SET EXERCISE: Copy out each line of the data holding "Moving".

[Excerpts from a figure dataset]
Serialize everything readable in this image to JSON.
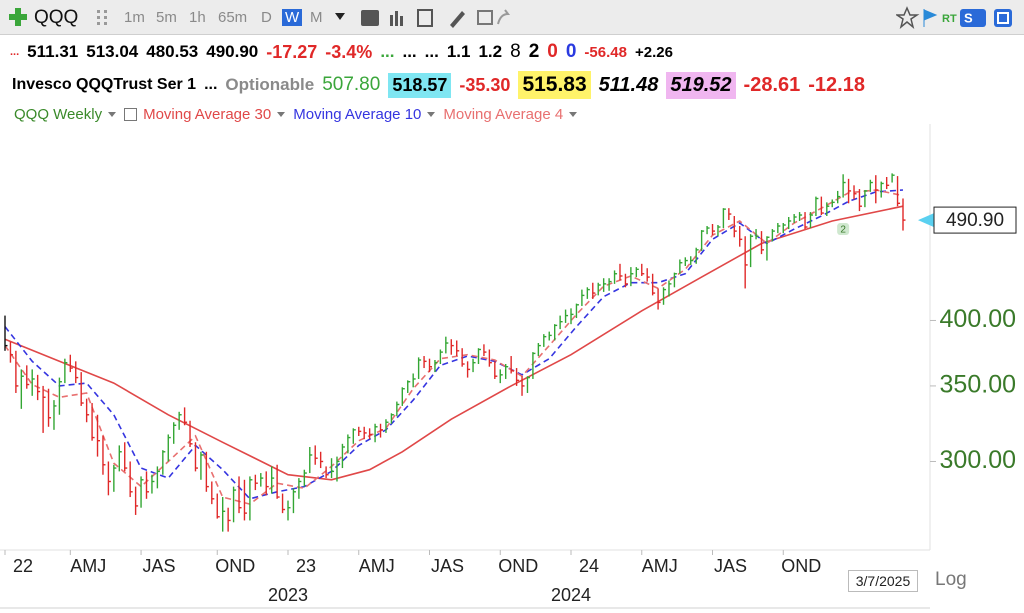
{
  "toolbar": {
    "symbol": "QQQ",
    "intervals": [
      "1m",
      "5m",
      "1h",
      "65m",
      "D",
      "W",
      "M"
    ],
    "active_interval": "W"
  },
  "quote_row": [
    "...",
    "511.31",
    "513.04",
    "480.53",
    "490.90",
    "-17.27",
    "-3.4%",
    "...",
    "...",
    "...",
    "1.1",
    "1.2",
    "8",
    "2",
    "0",
    "0",
    "-56.48",
    "+2.26"
  ],
  "name_row": [
    "Invesco QQQTrust Ser 1",
    "...",
    "Optionable",
    "507.80",
    "518.57",
    "-35.30",
    "515.83",
    "511.48",
    "519.52",
    "-28.61",
    "-12.18"
  ],
  "footer": {
    "date": "3/7/2025",
    "scale_button": "Log"
  },
  "chart_data": {
    "type": "ohlc",
    "name": "QQQ Weekly",
    "log_scale": true,
    "up_color": "#33a633",
    "down_color": "#e02828",
    "high": [
      404,
      383,
      376,
      362,
      365,
      362,
      358,
      350,
      348,
      340,
      356,
      370,
      373,
      368,
      360,
      341,
      338,
      330,
      316,
      300,
      298,
      310,
      312,
      300,
      285,
      291,
      294,
      292,
      297,
      307,
      317,
      325,
      332,
      335,
      326,
      312,
      306,
      306,
      288,
      281,
      279,
      273,
      285,
      291,
      289,
      291,
      292,
      293,
      294,
      297,
      298,
      281,
      277,
      284,
      290,
      295,
      309,
      310,
      306,
      297,
      302,
      303,
      311,
      317,
      321,
      322,
      322,
      321,
      324,
      324,
      327,
      331,
      339,
      349,
      354,
      359,
      371,
      372,
      370,
      369,
      377,
      387,
      385,
      384,
      378,
      368,
      370,
      378,
      381,
      377,
      368,
      362,
      366,
      372,
      363,
      357,
      357,
      375,
      382,
      389,
      391,
      397,
      404,
      409,
      410,
      414,
      426,
      428,
      432,
      432,
      436,
      436,
      443,
      449,
      440,
      446,
      446,
      449,
      445,
      440,
      427,
      428,
      434,
      441,
      453,
      455,
      456,
      464,
      481,
      485,
      487,
      486,
      503,
      503,
      495,
      485,
      475,
      477,
      482,
      480,
      475,
      482,
      488,
      488,
      494,
      497,
      499,
      499,
      499,
      515,
      515,
      509,
      512,
      521,
      539,
      534,
      527,
      523,
      522,
      533,
      538,
      531,
      536,
      540,
      537,
      513.04
    ],
    "low": [
      376,
      367,
      345,
      334,
      348,
      343,
      340,
      318,
      322,
      320,
      330,
      352,
      360,
      352,
      336,
      325,
      313,
      303,
      292,
      280,
      282,
      294,
      294,
      279,
      269,
      273,
      278,
      281,
      284,
      292,
      300,
      311,
      320,
      323,
      309,
      294,
      289,
      282,
      275,
      267,
      260,
      260,
      265,
      270,
      266,
      266,
      283,
      285,
      280,
      281,
      278,
      270,
      266,
      270,
      278,
      285,
      293,
      298,
      296,
      290,
      290,
      288,
      296,
      305,
      311,
      316,
      314,
      314,
      312,
      315,
      318,
      324,
      329,
      336,
      345,
      349,
      355,
      363,
      360,
      360,
      366,
      374,
      373,
      372,
      364,
      356,
      360,
      366,
      372,
      364,
      355,
      352,
      355,
      359,
      350,
      343,
      345,
      355,
      372,
      379,
      384,
      384,
      393,
      398,
      397,
      402,
      412,
      418,
      418,
      421,
      424,
      425,
      431,
      434,
      428,
      429,
      437,
      438,
      433,
      421,
      409,
      413,
      420,
      428,
      440,
      447,
      448,
      449,
      461,
      477,
      476,
      475,
      483,
      491,
      474,
      465,
      427,
      446,
      472,
      458,
      452,
      470,
      478,
      478,
      482,
      488,
      490,
      482,
      483,
      495,
      496,
      495,
      504,
      508,
      514,
      508,
      512,
      500,
      504,
      520,
      508,
      514,
      523,
      530,
      505,
      480.53
    ],
    "close": [
      380,
      373,
      350,
      357,
      351,
      355,
      346,
      342,
      328,
      336,
      353,
      367,
      363,
      356,
      338,
      330,
      315,
      313,
      298,
      288,
      296,
      306,
      296,
      282,
      274,
      289,
      282,
      288,
      294,
      306,
      315,
      323,
      330,
      325,
      311,
      296,
      304,
      285,
      278,
      268,
      271,
      266,
      283,
      273,
      270,
      289,
      287,
      290,
      285,
      290,
      279,
      272,
      273,
      282,
      288,
      293,
      304,
      302,
      300,
      292,
      294,
      300,
      309,
      315,
      320,
      319,
      318,
      317,
      322,
      320,
      325,
      330,
      337,
      348,
      353,
      355,
      369,
      368,
      364,
      367,
      375,
      382,
      380,
      376,
      366,
      362,
      367,
      377,
      375,
      367,
      357,
      358,
      364,
      361,
      354,
      350,
      356,
      374,
      380,
      387,
      388,
      396,
      399,
      404,
      405,
      413,
      421,
      426,
      423,
      430,
      431,
      433,
      440,
      438,
      431,
      440,
      444,
      440,
      437,
      423,
      415,
      426,
      431,
      440,
      450,
      452,
      452,
      462,
      480,
      483,
      480,
      484,
      502,
      497,
      480,
      472,
      448,
      475,
      475,
      462,
      474,
      480,
      485,
      486,
      490,
      494,
      496,
      484,
      496,
      513,
      498,
      505,
      509,
      515,
      530,
      521,
      518,
      505,
      521,
      530,
      522,
      529,
      527,
      538,
      508,
      490.9
    ],
    "series": [
      {
        "name": "Moving Average 30",
        "color": "#e04848",
        "dashed": false,
        "x": [
          0,
          10,
          20,
          30,
          40,
          52,
          60,
          67,
          73,
          82,
          93,
          104,
          117,
          128,
          139,
          152,
          165
        ],
        "values": [
          385,
          368,
          352,
          330,
          312,
          292,
          289,
          295,
          306,
          327,
          350,
          373,
          408,
          437,
          468,
          490,
          505
        ]
      },
      {
        "name": "Moving Average 10",
        "color": "#3535e0",
        "dashed": true,
        "x": [
          0,
          5,
          10,
          15,
          20,
          25,
          30,
          35,
          40,
          45,
          50,
          55,
          60,
          65,
          70,
          75,
          80,
          85,
          90,
          95,
          100,
          105,
          110,
          115,
          120,
          125,
          130,
          135,
          140,
          145,
          150,
          155,
          160,
          165
        ],
        "values": [
          395,
          368,
          350,
          352,
          330,
          296,
          290,
          310,
          295,
          278,
          282,
          285,
          294,
          310,
          320,
          340,
          365,
          372,
          368,
          358,
          370,
          395,
          420,
          432,
          432,
          440,
          472,
          488,
          468,
          482,
          495,
          510,
          520,
          522
        ]
      },
      {
        "name": "Moving Average 4",
        "color": "#e87070",
        "dashed": true,
        "x": [
          0,
          5,
          10,
          15,
          20,
          25,
          30,
          35,
          40,
          45,
          50,
          55,
          60,
          65,
          70,
          75,
          80,
          85,
          90,
          95,
          100,
          105,
          110,
          115,
          120,
          125,
          130,
          135,
          140,
          145,
          150,
          155,
          160,
          165
        ],
        "values": [
          380,
          351,
          342,
          345,
          299,
          285,
          300,
          316,
          279,
          275,
          287,
          284,
          297,
          313,
          321,
          348,
          370,
          373,
          369,
          357,
          380,
          405,
          429,
          438,
          427,
          444,
          476,
          490,
          468,
          488,
          503,
          519,
          522,
          516
        ]
      }
    ],
    "xlim": [
      0,
      165
    ],
    "xticks": [
      {
        "value": 0,
        "label": "22"
      },
      {
        "value": 12,
        "label": "AMJ"
      },
      {
        "value": 25,
        "label": "JAS"
      },
      {
        "value": 39,
        "label": "OND"
      },
      {
        "value": 52,
        "label": "23"
      },
      {
        "value": 65,
        "label": "AMJ"
      },
      {
        "value": 78,
        "label": "JAS"
      },
      {
        "value": 91,
        "label": "OND"
      },
      {
        "value": 104,
        "label": "24"
      },
      {
        "value": 117,
        "label": "AMJ"
      },
      {
        "value": 130,
        "label": "JAS"
      },
      {
        "value": 143,
        "label": "OND"
      }
    ],
    "year_ticks": [
      {
        "value": 52,
        "label": "2023"
      },
      {
        "value": 104,
        "label": "2024"
      }
    ],
    "ylim": [
      253,
      596
    ],
    "yticks": [
      {
        "value": 300,
        "label": "300.00"
      },
      {
        "value": 350,
        "label": "350.00"
      },
      {
        "value": 400,
        "label": "400.00"
      }
    ],
    "price_tag": {
      "value": 490.9,
      "label": "490.90"
    },
    "marker": {
      "x": 154,
      "value": 482,
      "label": "2"
    }
  }
}
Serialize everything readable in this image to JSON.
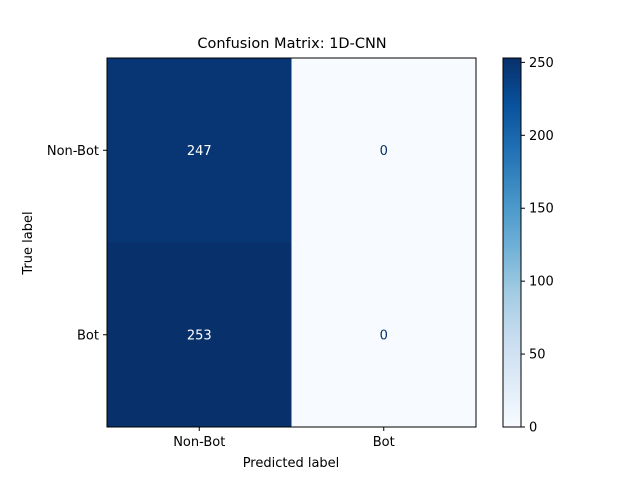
{
  "chart_data": {
    "type": "heatmap",
    "title": "Confusion Matrix: 1D-CNN",
    "xlabel": "Predicted label",
    "ylabel": "True label",
    "x_categories": [
      "Non-Bot",
      "Bot"
    ],
    "y_categories": [
      "Non-Bot",
      "Bot"
    ],
    "values": [
      [
        247,
        0
      ],
      [
        253,
        0
      ]
    ],
    "colormap": "Blues",
    "colorbar": {
      "vmin": 0,
      "vmax": 253,
      "ticks": [
        0,
        50,
        100,
        150,
        200,
        250
      ]
    },
    "grid": false
  }
}
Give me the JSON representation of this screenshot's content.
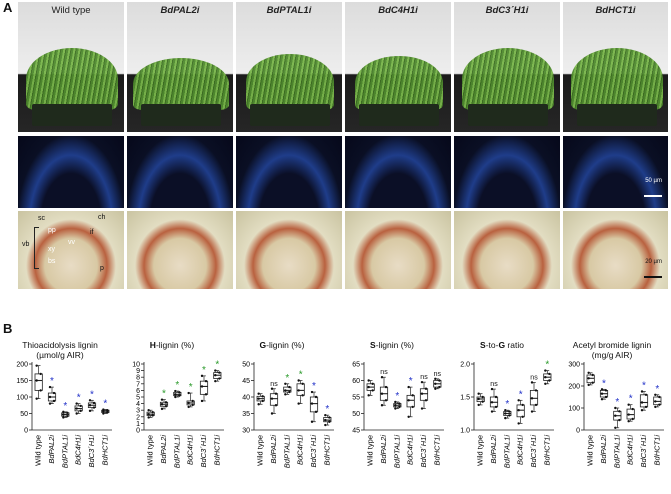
{
  "panel_a": {
    "letter": "A",
    "genotypes": [
      "Wild type",
      "BdPAL2i",
      "BdPTAL1i",
      "BdC4H1i",
      "BdC3´H1i",
      "BdHCT1i"
    ],
    "scale_fluor": "50 µm",
    "scale_stain": "20 µm",
    "annotations": [
      "sc",
      "ch",
      "pp",
      "if",
      "vb",
      "vv",
      "xy",
      "bs",
      "p"
    ]
  },
  "panel_b": {
    "letter": "B",
    "categories": [
      "Wild type",
      "BdPAL2i",
      "BdPTAL1i",
      "BdC4H1i",
      "BdC3´H1i",
      "BdHCT1i"
    ]
  },
  "colors": {
    "blue_star": "#2030c8",
    "green_star": "#2a9a2a",
    "box": "#222222"
  },
  "chart_data": [
    {
      "type": "box",
      "title_line1": "Thioacidolysis lignin",
      "title_line2": "(µmol/g AIR)",
      "ylim": [
        0,
        200
      ],
      "yticks": [
        "0",
        "50",
        "100",
        "150",
        "200"
      ],
      "categories": [
        "Wild type",
        "BdPAL2i",
        "BdPTAL1i",
        "BdC4H1i",
        "BdC3´H1i",
        "BdHCT1i"
      ],
      "medians": [
        150,
        100,
        47,
        65,
        75,
        57
      ],
      "q1": [
        120,
        88,
        42,
        58,
        68,
        53
      ],
      "q3": [
        170,
        112,
        52,
        73,
        82,
        60
      ],
      "min": [
        95,
        80,
        38,
        50,
        58,
        50
      ],
      "max": [
        195,
        130,
        55,
        80,
        90,
        62
      ],
      "marks": [
        "",
        "*",
        "*",
        "*",
        "*",
        "*"
      ],
      "mark_colors": [
        "",
        "blue",
        "blue",
        "blue",
        "blue",
        "blue"
      ]
    },
    {
      "type": "box",
      "title_bold": "H",
      "title_rest": "-lignin (%)",
      "ylim": [
        0,
        10
      ],
      "yticks": [
        "0",
        "1",
        "2",
        "3",
        "4",
        "5",
        "6",
        "7",
        "8",
        "9",
        "10"
      ],
      "categories": [
        "Wild type",
        "BdPAL2i",
        "BdPTAL1i",
        "BdC4H1i",
        "BdC3´H1i",
        "BdHCT1i"
      ],
      "medians": [
        2.4,
        3.9,
        5.4,
        4.1,
        6.6,
        8.3
      ],
      "q1": [
        2.2,
        3.6,
        5.2,
        3.8,
        5.4,
        7.8
      ],
      "q3": [
        2.7,
        4.2,
        5.7,
        4.4,
        7.4,
        8.7
      ],
      "min": [
        1.9,
        3.2,
        5.0,
        3.5,
        4.4,
        7.4
      ],
      "max": [
        3.0,
        4.6,
        5.9,
        5.6,
        8.2,
        9.0
      ],
      "marks": [
        "",
        "*",
        "*",
        "*",
        "*",
        "*"
      ],
      "mark_colors": [
        "",
        "green",
        "green",
        "green",
        "green",
        "green"
      ]
    },
    {
      "type": "box",
      "title_bold": "G",
      "title_rest": "-lignin (%)",
      "ylim": [
        30,
        50
      ],
      "yticks": [
        "30",
        "35",
        "40",
        "45",
        "50"
      ],
      "categories": [
        "Wild type",
        "BdPAL2i",
        "BdPTAL1i",
        "BdC4H1i",
        "BdC3´H1i",
        "BdHCT1i"
      ],
      "medians": [
        39.5,
        39.5,
        42,
        42,
        38,
        33
      ],
      "q1": [
        38.8,
        37.5,
        41.5,
        40.5,
        35.5,
        32.5
      ],
      "q3": [
        40.2,
        41,
        43,
        44,
        40,
        33.8
      ],
      "min": [
        37.8,
        35,
        40.8,
        38,
        32.5,
        31.5
      ],
      "max": [
        41,
        42.5,
        44,
        45,
        41.5,
        34.5
      ],
      "marks": [
        "",
        "ns",
        "*",
        "*",
        "*",
        "*"
      ],
      "mark_colors": [
        "",
        "black",
        "green",
        "green",
        "blue",
        "blue"
      ]
    },
    {
      "type": "box",
      "title_bold": "S",
      "title_rest": "-lignin (%)",
      "ylim": [
        45,
        65
      ],
      "yticks": [
        "45",
        "50",
        "55",
        "60",
        "65"
      ],
      "categories": [
        "Wild type",
        "BdPAL2i",
        "BdPTAL1i",
        "BdC4H1i",
        "BdC3´H1i",
        "BdHCT1i"
      ],
      "medians": [
        58,
        56,
        52.5,
        54,
        56,
        59
      ],
      "q1": [
        57,
        54,
        52,
        52,
        54,
        58
      ],
      "q3": [
        59,
        58,
        53,
        55.5,
        57.5,
        60
      ],
      "min": [
        55.5,
        52.5,
        51.5,
        49,
        51.5,
        57.5
      ],
      "max": [
        60,
        61,
        53.5,
        58,
        59.5,
        60.5
      ],
      "marks": [
        "",
        "ns",
        "*",
        "*",
        "ns",
        "ns"
      ],
      "mark_colors": [
        "",
        "black",
        "blue",
        "blue",
        "black",
        "black"
      ]
    },
    {
      "type": "box",
      "title_bold": "S",
      "title_rest": "-to-",
      "title_bold2": "G",
      "title_rest2": " ratio",
      "ylim": [
        1.0,
        2.0
      ],
      "yticks": [
        "1.0",
        "1.5",
        "2.0"
      ],
      "categories": [
        "Wild type",
        "BdPAL2i",
        "BdPTAL1i",
        "BdC4H1i",
        "BdC3´H1i",
        "BdHCT1i"
      ],
      "medians": [
        1.47,
        1.42,
        1.25,
        1.3,
        1.48,
        1.8
      ],
      "q1": [
        1.43,
        1.35,
        1.22,
        1.2,
        1.38,
        1.75
      ],
      "q3": [
        1.5,
        1.5,
        1.28,
        1.38,
        1.6,
        1.85
      ],
      "min": [
        1.38,
        1.28,
        1.18,
        1.1,
        1.28,
        1.7
      ],
      "max": [
        1.55,
        1.62,
        1.3,
        1.45,
        1.72,
        1.9
      ],
      "marks": [
        "",
        "ns",
        "*",
        "*",
        "ns",
        "*"
      ],
      "mark_colors": [
        "",
        "black",
        "blue",
        "blue",
        "black",
        "green"
      ]
    },
    {
      "type": "box",
      "title_line1": "Acetyl bromide lignin",
      "title_line2": "(mg/g AIR)",
      "ylim": [
        0,
        300
      ],
      "yticks": [
        "0",
        "100",
        "200",
        "300"
      ],
      "categories": [
        "Wild type",
        "BdPAL2i",
        "BdPTAL1i",
        "BdC4H1i",
        "BdC3´H1i",
        "BdHCT1i"
      ],
      "medians": [
        235,
        165,
        65,
        70,
        125,
        130
      ],
      "q1": [
        215,
        150,
        45,
        50,
        105,
        115
      ],
      "q3": [
        250,
        180,
        85,
        95,
        160,
        150
      ],
      "min": [
        205,
        140,
        10,
        40,
        90,
        105
      ],
      "max": [
        260,
        185,
        100,
        115,
        175,
        160
      ],
      "marks": [
        "",
        "*",
        "*",
        "*",
        "*",
        "*"
      ],
      "mark_colors": [
        "",
        "blue",
        "blue",
        "blue",
        "blue",
        "blue"
      ]
    }
  ]
}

EXPECTED ANSWER:
        "name": "Moving Average 30",
        "name": "Moving Average 10",
        "name": "Moving Average 4",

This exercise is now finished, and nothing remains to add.